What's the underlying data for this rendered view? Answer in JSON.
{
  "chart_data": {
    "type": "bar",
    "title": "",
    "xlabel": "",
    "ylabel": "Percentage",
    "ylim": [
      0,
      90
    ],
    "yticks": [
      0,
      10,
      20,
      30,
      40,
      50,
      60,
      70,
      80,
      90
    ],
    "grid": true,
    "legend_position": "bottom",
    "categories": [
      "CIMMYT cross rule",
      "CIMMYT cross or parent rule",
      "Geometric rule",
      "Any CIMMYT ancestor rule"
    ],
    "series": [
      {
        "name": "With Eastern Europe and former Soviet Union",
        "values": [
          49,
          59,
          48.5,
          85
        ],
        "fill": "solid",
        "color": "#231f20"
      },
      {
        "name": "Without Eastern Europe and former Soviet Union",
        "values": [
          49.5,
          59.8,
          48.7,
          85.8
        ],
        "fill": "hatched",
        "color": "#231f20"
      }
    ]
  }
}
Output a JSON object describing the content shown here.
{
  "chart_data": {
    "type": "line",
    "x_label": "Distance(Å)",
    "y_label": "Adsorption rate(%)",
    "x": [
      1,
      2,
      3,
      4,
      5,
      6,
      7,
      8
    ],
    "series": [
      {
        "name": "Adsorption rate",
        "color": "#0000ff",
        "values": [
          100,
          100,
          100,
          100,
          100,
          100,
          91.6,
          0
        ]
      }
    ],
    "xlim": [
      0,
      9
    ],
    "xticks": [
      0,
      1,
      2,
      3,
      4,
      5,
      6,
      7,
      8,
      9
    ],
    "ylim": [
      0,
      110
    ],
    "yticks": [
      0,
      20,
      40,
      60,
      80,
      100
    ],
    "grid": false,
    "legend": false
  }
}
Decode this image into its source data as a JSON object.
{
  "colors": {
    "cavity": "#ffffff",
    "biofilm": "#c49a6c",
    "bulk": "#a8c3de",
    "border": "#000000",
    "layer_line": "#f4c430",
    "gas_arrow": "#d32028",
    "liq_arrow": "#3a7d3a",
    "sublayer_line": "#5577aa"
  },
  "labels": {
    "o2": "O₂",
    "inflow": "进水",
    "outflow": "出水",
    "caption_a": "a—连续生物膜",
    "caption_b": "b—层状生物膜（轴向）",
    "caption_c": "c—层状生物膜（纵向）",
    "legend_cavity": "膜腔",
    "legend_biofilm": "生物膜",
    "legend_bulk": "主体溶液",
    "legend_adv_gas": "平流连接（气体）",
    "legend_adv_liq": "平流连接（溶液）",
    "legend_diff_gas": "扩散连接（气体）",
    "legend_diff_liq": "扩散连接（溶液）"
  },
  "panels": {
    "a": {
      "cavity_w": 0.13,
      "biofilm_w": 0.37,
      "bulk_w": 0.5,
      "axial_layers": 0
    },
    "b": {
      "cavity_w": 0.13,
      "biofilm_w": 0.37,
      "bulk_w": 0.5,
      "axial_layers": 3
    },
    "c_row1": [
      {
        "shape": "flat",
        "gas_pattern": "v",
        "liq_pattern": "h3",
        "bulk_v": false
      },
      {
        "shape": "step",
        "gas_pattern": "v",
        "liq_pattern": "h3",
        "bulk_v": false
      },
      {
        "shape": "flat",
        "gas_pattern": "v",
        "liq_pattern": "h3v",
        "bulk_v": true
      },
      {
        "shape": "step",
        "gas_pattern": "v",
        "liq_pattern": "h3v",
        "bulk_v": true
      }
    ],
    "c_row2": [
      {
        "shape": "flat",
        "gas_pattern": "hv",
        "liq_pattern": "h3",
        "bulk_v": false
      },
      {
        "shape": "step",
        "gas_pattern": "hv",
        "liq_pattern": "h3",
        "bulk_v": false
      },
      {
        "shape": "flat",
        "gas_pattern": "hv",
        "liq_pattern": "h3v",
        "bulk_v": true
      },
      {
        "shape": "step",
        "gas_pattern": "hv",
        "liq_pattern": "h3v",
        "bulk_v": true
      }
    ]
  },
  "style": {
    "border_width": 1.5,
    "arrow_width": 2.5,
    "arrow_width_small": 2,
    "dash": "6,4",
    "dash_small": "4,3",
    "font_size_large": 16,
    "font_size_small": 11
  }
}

_ _ _ _

### WHAT THE EXERCISE ASKS
Above are records; say how many of their lines contain the word "平流连接", giving only the number.

### REPLY
2